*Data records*
■ ■ ■ ■ ■
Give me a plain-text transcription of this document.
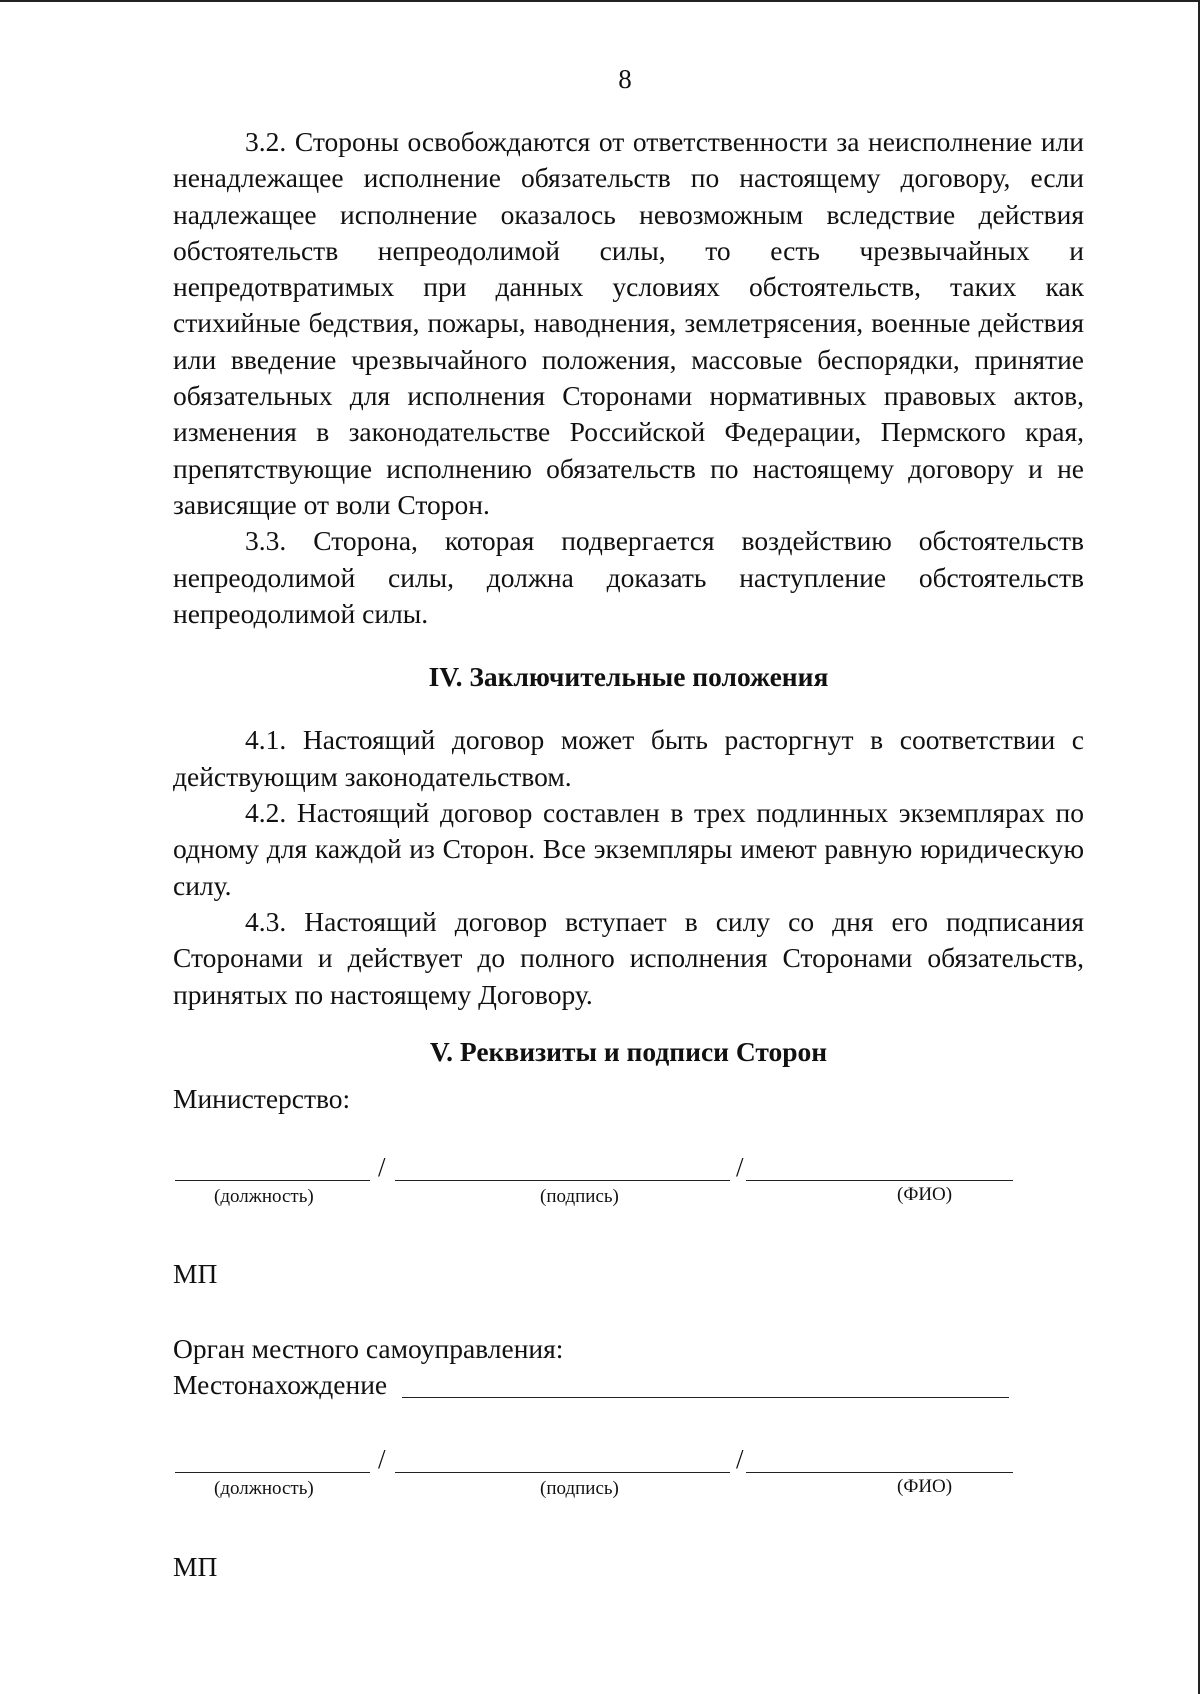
8

3.2. Стороны освобождаются от ответственности за неисполнение или ненадлежащее исполнение обязательств по настоящему договору, если надлежащее исполнение оказалось невозможным вследствие действия обстоятельств непреодолимой силы, то есть чрезвычайных и непредотвратимых при данных условиях обстоятельств, таких как стихийные бедствия, пожары, наводнения, землетрясения, военные действия или введение чрезвычайного положения, массовые беспорядки, принятие обязательных для исполнения Сторонами нормативных правовых актов, изменения в законодательстве Российской Федерации, Пермского края, препятствующие исполнению обязательств по настоящему договору и не зависящие от воли Сторон.

3.3. Сторона, которая подвергается воздействию обстоятельств непреодолимой силы, должна доказать наступление обстоятельств непреодолимой силы.

IV. Заключительные положения

4.1. Настоящий договор может быть расторгнут в соответствии с действующим законодательством.

4.2. Настоящий договор составлен в трех подлинных экземплярах по одному для каждой из Сторон. Все экземпляры имеют равную юридическую силу.

4.3. Настоящий договор вступает в силу со дня его подписания Сторонами и действует до полного исполнения Сторонами обязательств, принятых по настоящему Договору.

V. Реквизиты и подписи Сторон
Министерство:
/	/
(должность)	(подпись)	(ФИО)
МП
Орган местного самоуправления:
Местонахождение
/	/
(должность)	(подпись)	(ФИО)
МП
■ ■ ■ ■ ■
*The request*
Make an exact copy of every record, pictures excluded.

*The output*
Give me a plain-text transcription of this document.
8

3.2. Стороны освобождаются от ответственности за неисполнение или ненадлежащее исполнение обязательств по настоящему договору, если надлежащее исполнение оказалось невозможным вследствие действия обстоятельств непреодолимой силы, то есть чрезвычайных и непредотвратимых при данных условиях обстоятельств, таких как стихийные бедствия, пожары, наводнения, землетрясения, военные действия или введение чрезвычайного положения, массовые беспорядки, принятие обязательных для исполнения Сторонами нормативных правовых актов, изменения в законодательстве Российской Федерации, Пермского края, препятствующие исполнению обязательств по настоящему договору и не зависящие от воли Сторон.

3.3. Сторона, которая подвергается воздействию обстоятельств непреодолимой силы, должна доказать наступление обстоятельств непреодолимой силы.

IV. Заключительные положения

4.1. Настоящий договор может быть расторгнут в соответствии с действующим законодательством.

4.2. Настоящий договор составлен в трех подлинных экземплярах по одному для каждой из Сторон. Все экземпляры имеют равную юридическую силу.

4.3. Настоящий договор вступает в силу со дня его подписания Сторонами и действует до полного исполнения Сторонами обязательств, принятых по настоящему Договору.

V. Реквизиты и подписи Сторон
Министерство:
/	/
(должность)	(подпись)	(ФИО)
МП
Орган местного самоуправления:
Местонахождение
/	/
(должность)	(подпись)	(ФИО)
МП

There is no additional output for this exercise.